----- Input

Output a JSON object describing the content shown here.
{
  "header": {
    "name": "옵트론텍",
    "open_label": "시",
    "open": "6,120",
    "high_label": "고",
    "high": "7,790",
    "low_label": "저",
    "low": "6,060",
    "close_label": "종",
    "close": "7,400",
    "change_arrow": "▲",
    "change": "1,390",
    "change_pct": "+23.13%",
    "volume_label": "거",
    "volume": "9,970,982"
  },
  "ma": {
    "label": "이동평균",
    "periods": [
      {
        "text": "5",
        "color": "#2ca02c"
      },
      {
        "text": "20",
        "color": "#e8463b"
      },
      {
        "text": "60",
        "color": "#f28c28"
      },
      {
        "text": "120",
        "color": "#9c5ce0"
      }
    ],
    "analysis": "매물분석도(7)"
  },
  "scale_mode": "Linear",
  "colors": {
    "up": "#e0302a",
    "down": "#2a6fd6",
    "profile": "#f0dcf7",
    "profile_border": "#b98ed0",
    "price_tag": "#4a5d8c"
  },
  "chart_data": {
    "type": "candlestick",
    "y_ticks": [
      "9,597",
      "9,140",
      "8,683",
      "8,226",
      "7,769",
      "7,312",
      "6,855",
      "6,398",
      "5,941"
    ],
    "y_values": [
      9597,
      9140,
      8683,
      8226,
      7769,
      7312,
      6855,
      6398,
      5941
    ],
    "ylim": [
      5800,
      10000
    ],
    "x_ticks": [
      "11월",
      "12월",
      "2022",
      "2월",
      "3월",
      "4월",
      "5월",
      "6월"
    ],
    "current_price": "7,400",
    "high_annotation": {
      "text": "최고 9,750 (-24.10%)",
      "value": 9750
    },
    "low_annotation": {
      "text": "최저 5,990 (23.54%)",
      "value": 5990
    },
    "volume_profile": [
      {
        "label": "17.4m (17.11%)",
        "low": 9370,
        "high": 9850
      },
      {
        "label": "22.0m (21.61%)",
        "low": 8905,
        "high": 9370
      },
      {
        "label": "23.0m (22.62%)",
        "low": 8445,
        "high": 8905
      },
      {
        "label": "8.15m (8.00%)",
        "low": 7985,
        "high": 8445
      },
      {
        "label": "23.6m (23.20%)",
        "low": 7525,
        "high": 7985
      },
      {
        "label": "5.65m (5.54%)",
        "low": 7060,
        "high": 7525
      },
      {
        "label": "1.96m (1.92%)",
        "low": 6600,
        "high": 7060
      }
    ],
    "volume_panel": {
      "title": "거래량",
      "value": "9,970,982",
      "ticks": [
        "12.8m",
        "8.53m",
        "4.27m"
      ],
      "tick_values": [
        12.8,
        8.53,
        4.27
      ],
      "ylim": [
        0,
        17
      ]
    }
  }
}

----------

What the task requires: Go through the preceding material and copy each line that has the word "text".

Result of this exercise:
        "text": "5",
        "text": "20",
        "text": "60",
        "text": "120",
      "text": "최고 9,750 (-24.10%)",
      "text": "최저 5,990 (23.54%)",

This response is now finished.